====== Records provided

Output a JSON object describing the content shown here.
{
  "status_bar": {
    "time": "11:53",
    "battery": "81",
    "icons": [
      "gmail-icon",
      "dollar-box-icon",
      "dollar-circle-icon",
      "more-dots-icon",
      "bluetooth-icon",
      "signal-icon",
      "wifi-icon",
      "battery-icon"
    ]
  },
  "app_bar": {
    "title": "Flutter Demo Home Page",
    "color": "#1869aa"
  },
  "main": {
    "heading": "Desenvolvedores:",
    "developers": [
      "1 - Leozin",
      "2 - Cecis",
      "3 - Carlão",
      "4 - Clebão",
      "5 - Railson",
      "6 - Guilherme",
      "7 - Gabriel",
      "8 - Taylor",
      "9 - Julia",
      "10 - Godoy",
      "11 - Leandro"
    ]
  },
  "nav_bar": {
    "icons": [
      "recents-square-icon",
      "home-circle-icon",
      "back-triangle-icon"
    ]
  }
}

============

Goal >> Extract every record and return it verbatim.

Exercise result >>
Output a JSON object describing the content shown here.
{
  "status_bar": {
    "time": "11:53",
    "battery": "81",
    "icons": [
      "gmail-icon",
      "dollar-box-icon",
      "dollar-circle-icon",
      "more-dots-icon",
      "bluetooth-icon",
      "signal-icon",
      "wifi-icon",
      "battery-icon"
    ]
  },
  "app_bar": {
    "title": "Flutter Demo Home Page",
    "color": "#1869aa"
  },
  "main": {
    "heading": "Desenvolvedores:",
    "developers": [
      "1 - Leozin",
      "2 - Cecis",
      "3 - Carlão",
      "4 - Clebão",
      "5 - Railson",
      "6 - Guilherme",
      "7 - Gabriel",
      "8 - Taylor",
      "9 - Julia",
      "10 - Godoy",
      "11 - Leandro"
    ]
  },
  "nav_bar": {
    "icons": [
      "recents-square-icon",
      "home-circle-icon",
      "back-triangle-icon"
    ]
  }
}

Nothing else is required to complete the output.